▶ What you have to do: Pictures stay out; everything else in the records below is copied exactly.

'''

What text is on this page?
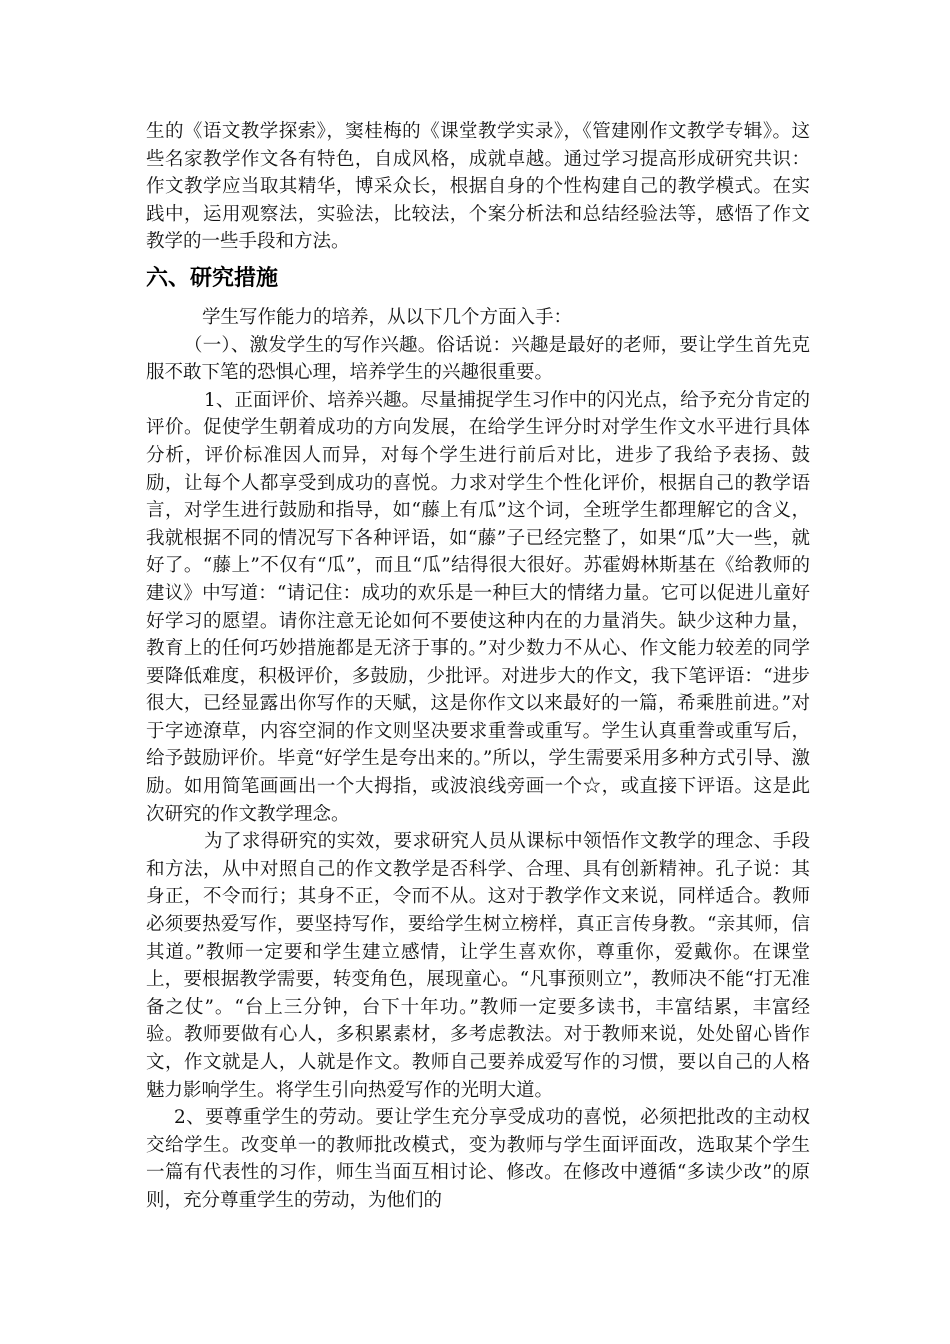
生的《语文教学探索》，窦桂梅的《课堂教学实录》，《管建刚作文教学专辑》。这些名家教学作文各有特色，自成风格，成就卓越。通过学习提高形成研究共识：作文教学应当取其精华，博采众长，根据自身的个性构建自己的教学模式。在实践中，运用观察法，实验法，比较法，个案分析法和总结经验法等，感悟了作文教学的一些手段和方法。

六、研究措施

学生写作能力的培养，从以下几个方面入手：

（一）、激发学生的写作兴趣。俗话说：兴趣是最好的老师，要让学生首先克服不敢下笔的恐惧心理，培养学生的兴趣很重要。

1、正面评价、培养兴趣。尽量捕捉学生习作中的闪光点，给予充分肯定的评价。促使学生朝着成功的方向发展，在给学生评分时对学生作文水平进行具体分析，评价标准因人而异，对每个学生进行前后对比，进步了我给予表扬、鼓励，让每个人都享受到成功的喜悦。力求对学生个性化评价，根据自己的教学语言，对学生进行鼓励和指导，如“藤上有瓜”这个词，全班学生都理解它的含义，我就根据不同的情况写下各种评语，如“藤”子已经完整了，如果“瓜”大一些，就好了。“藤上”不仅有“瓜”，而且“瓜”结得很大很好。苏霍姆林斯基在《给教师的建议》中写道：“请记住：成功的欢乐是一种巨大的情绪力量。它可以促进儿童好好学习的愿望。请你注意无论如何不要使这种内在的力量消失。缺少这种力量，教育上的任何巧妙措施都是无济于事的。”对少数力不从心、作文能力较差的同学要降低难度，积极评价，多鼓励，少批评。对进步大的作文，我下笔评语：“进步很大，已经显露出你写作的天赋，这是你作文以来最好的一篇，希乘胜前进。”对于字迹潦草，内容空洞的作文则坚决要求重誊或重写。学生认真重誊或重写后，给予鼓励评价。毕竟“好学生是夸出来的。”所以，学生需要采用多种方式引导、激励。如用简笔画画出一个大拇指，或波浪线旁画一个☆，或直接下评语。这是此次研究的作文教学理念。

为了求得研究的实效，要求研究人员从课标中领悟作文教学的理念、手段和方法，从中对照自己的作文教学是否科学、合理、具有创新精神。孔子说：其身正，不令而行；其身不正，令而不从。这对于教学作文来说，同样适合。教师必须要热爱写作，要坚持写作，要给学生树立榜样，真正言传身教。“亲其师，信其道。”教师一定要和学生建立感情，让学生喜欢你，尊重你，爱戴你。在课堂上，要根据教学需要，转变角色，展现童心。“凡事预则立”，教师决不能“打无准备之仗”。“台上三分钟，台下十年功。”教师一定要多读书，丰富结累，丰富经验。教师要做有心人，多积累素材，多考虑教法。对于教师来说，处处留心皆作文，作文就是人，人就是作文。教师自己要养成爱写作的习惯，要以自己的人格魅力影响学生。将学生引向热爱写作的光明大道。

2、要尊重学生的劳动。要让学生充分享受成功的喜悦，必须把批改的主动权交给学生。改变单一的教师批改模式，变为教师与学生面评面改，选取某个学生一篇有代表性的习作，师生当面互相讨论、修改。在修改中遵循“多读少改”的原则，充分尊重学生的劳动，为他们的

'''

▶ Worked solution:
What text is on this page?
生的《语文教学探索》，窦桂梅的《课堂教学实录》，《管建刚作文教学专辑》。这些名家教学作文各有特色，自成风格，成就卓越。通过学习提高形成研究共识：作文教学应当取其精华，博采众长，根据自身的个性构建自己的教学模式。在实践中，运用观察法，实验法，比较法，个案分析法和总结经验法等，感悟了作文教学的一些手段和方法。

六、研究措施

学生写作能力的培养，从以下几个方面入手：

（一）、激发学生的写作兴趣。俗话说：兴趣是最好的老师，要让学生首先克服不敢下笔的恐惧心理，培养学生的兴趣很重要。

1、正面评价、培养兴趣。尽量捕捉学生习作中的闪光点，给予充分肯定的评价。促使学生朝着成功的方向发展，在给学生评分时对学生作文水平进行具体分析，评价标准因人而异，对每个学生进行前后对比，进步了我给予表扬、鼓励，让每个人都享受到成功的喜悦。力求对学生个性化评价，根据自己的教学语言，对学生进行鼓励和指导，如“藤上有瓜”这个词，全班学生都理解它的含义，我就根据不同的情况写下各种评语，如“藤”子已经完整了，如果“瓜”大一些，就好了。“藤上”不仅有“瓜”，而且“瓜”结得很大很好。苏霍姆林斯基在《给教师的建议》中写道：“请记住：成功的欢乐是一种巨大的情绪力量。它可以促进儿童好好学习的愿望。请你注意无论如何不要使这种内在的力量消失。缺少这种力量，教育上的任何巧妙措施都是无济于事的。”对少数力不从心、作文能力较差的同学要降低难度，积极评价，多鼓励，少批评。对进步大的作文，我下笔评语：“进步很大，已经显露出你写作的天赋，这是你作文以来最好的一篇，希乘胜前进。”对于字迹潦草，内容空洞的作文则坚决要求重誊或重写。学生认真重誊或重写后，给予鼓励评价。毕竟“好学生是夸出来的。”所以，学生需要采用多种方式引导、激励。如用简笔画画出一个大拇指，或波浪线旁画一个☆，或直接下评语。这是此次研究的作文教学理念。

为了求得研究的实效，要求研究人员从课标中领悟作文教学的理念、手段和方法，从中对照自己的作文教学是否科学、合理、具有创新精神。孔子说：其身正，不令而行；其身不正，令而不从。这对于教学作文来说，同样适合。教师必须要热爱写作，要坚持写作，要给学生树立榜样，真正言传身教。“亲其师，信其道。”教师一定要和学生建立感情，让学生喜欢你，尊重你，爱戴你。在课堂上，要根据教学需要，转变角色，展现童心。“凡事预则立”，教师决不能“打无准备之仗”。“台上三分钟，台下十年功。”教师一定要多读书，丰富结累，丰富经验。教师要做有心人，多积累素材，多考虑教法。对于教师来说，处处留心皆作文，作文就是人，人就是作文。教师自己要养成爱写作的习惯，要以自己的人格魅力影响学生。将学生引向热爱写作的光明大道。

2、要尊重学生的劳动。要让学生充分享受成功的喜悦，必须把批改的主动权交给学生。改变单一的教师批改模式，变为教师与学生面评面改，选取某个学生一篇有代表性的习作，师生当面互相讨论、修改。在修改中遵循“多读少改”的原则，充分尊重学生的劳动，为他们的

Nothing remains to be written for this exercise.